▶ _Supplied entries_
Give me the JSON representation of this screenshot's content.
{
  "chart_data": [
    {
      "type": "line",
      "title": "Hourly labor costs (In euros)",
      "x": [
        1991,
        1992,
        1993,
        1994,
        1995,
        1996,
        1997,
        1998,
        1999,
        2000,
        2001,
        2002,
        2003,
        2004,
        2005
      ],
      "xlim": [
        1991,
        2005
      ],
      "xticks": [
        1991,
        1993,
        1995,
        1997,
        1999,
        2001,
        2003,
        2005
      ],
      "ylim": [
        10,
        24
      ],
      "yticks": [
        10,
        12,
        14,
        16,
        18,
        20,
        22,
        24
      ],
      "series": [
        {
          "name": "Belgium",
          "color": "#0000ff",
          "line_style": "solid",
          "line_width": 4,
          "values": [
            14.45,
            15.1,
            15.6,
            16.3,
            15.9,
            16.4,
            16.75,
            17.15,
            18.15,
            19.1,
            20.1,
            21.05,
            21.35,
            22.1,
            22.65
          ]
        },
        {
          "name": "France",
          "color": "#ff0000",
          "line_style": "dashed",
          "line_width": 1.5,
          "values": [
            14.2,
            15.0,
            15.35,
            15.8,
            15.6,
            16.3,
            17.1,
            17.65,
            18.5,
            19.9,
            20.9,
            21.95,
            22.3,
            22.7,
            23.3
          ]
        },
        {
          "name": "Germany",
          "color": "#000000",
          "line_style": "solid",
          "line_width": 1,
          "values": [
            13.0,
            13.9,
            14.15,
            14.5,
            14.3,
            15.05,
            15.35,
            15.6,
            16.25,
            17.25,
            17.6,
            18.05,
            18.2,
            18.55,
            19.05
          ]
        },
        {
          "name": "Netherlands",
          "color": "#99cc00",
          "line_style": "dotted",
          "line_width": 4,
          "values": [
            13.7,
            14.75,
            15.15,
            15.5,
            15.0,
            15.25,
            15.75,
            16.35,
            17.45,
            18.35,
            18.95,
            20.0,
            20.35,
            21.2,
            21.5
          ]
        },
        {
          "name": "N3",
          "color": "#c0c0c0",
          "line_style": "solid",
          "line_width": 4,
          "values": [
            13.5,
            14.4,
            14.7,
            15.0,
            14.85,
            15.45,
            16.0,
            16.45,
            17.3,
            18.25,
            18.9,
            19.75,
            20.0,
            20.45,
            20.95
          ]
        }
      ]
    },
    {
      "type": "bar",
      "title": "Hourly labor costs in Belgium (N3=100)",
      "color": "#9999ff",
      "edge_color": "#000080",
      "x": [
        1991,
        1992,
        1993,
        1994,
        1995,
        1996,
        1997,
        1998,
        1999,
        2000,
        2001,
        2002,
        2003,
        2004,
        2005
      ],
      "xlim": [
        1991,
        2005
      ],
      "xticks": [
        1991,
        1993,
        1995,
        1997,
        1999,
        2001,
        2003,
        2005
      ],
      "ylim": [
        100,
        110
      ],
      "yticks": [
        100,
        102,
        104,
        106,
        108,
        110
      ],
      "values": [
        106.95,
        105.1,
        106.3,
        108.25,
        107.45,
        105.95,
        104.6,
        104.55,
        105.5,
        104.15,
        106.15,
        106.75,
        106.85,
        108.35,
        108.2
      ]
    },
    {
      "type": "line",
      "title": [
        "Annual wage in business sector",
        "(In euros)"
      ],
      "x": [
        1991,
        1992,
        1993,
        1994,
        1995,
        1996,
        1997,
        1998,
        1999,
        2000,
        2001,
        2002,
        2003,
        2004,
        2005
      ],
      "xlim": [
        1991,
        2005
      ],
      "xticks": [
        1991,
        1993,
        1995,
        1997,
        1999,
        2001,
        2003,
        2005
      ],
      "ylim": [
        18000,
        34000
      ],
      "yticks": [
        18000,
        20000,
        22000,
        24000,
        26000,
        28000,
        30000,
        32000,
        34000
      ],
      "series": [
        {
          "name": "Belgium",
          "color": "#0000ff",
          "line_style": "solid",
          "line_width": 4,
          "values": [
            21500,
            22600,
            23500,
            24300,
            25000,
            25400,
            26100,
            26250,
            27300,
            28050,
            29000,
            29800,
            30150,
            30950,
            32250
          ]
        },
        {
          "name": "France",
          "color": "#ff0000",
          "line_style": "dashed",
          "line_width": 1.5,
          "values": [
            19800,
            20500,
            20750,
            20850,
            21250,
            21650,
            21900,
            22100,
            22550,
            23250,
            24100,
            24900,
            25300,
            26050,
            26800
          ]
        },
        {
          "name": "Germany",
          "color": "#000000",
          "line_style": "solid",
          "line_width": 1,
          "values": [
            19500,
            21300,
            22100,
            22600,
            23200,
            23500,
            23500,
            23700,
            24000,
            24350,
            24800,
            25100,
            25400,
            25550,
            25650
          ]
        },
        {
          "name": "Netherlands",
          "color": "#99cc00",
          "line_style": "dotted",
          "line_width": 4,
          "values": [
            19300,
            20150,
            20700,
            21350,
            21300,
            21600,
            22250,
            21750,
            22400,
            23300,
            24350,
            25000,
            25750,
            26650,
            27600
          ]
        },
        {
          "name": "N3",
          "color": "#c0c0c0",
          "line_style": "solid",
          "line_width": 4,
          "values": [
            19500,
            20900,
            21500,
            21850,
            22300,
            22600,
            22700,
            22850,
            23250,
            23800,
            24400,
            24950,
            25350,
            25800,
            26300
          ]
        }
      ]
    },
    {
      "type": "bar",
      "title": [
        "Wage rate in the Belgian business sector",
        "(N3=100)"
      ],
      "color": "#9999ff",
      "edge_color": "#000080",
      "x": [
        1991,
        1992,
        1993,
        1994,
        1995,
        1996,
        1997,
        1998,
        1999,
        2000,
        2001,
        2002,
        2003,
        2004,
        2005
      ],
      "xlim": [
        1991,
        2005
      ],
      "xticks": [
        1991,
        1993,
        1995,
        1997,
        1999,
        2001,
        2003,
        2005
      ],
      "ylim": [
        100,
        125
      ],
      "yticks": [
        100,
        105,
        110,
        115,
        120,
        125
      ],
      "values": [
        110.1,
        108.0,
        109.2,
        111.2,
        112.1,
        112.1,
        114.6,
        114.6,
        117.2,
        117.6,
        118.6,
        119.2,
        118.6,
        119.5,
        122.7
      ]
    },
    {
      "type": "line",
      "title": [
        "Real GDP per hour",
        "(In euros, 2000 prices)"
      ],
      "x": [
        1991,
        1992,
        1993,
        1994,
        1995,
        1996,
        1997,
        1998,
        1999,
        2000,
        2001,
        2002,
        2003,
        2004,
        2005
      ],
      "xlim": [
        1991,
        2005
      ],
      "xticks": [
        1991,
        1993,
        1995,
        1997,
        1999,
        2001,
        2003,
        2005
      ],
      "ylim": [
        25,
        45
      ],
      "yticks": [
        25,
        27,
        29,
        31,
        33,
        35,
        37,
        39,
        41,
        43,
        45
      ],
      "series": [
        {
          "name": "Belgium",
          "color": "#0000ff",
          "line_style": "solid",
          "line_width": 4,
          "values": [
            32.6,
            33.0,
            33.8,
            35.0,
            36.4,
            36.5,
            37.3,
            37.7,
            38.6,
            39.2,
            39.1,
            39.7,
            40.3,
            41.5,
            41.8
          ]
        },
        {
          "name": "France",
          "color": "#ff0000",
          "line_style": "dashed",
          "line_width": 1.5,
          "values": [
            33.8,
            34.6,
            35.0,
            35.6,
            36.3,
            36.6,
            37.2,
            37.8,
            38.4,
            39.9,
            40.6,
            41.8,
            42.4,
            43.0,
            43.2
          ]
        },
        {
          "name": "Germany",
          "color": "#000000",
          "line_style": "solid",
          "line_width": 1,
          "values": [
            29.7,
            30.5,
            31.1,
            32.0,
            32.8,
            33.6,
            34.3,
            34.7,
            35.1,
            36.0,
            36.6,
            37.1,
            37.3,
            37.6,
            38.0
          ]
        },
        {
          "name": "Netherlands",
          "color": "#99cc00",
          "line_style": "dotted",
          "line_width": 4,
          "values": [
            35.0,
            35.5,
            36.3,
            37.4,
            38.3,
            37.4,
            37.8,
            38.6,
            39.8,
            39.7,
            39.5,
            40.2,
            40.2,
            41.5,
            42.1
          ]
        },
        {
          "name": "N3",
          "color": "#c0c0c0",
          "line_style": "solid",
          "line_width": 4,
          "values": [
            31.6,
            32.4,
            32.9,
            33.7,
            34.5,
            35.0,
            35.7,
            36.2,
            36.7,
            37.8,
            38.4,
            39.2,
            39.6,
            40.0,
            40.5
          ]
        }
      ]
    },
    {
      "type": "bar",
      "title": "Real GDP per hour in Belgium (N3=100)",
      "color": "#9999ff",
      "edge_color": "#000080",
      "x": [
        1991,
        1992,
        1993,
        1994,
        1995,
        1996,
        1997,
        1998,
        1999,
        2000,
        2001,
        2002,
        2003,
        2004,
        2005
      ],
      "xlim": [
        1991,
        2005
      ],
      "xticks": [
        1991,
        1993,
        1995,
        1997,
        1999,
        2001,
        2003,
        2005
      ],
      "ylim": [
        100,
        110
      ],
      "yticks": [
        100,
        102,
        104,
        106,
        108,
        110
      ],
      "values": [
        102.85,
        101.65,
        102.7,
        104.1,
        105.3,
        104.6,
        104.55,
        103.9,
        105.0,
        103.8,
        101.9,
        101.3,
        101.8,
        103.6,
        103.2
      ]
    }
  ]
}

▶ _Challenge_
Select every line of the material above holding the word "Real" and copy it.

▶ _Solution to this exercise_
        "Real GDP per hour",
      "title": "Real GDP per hour in Belgium (N3=100)",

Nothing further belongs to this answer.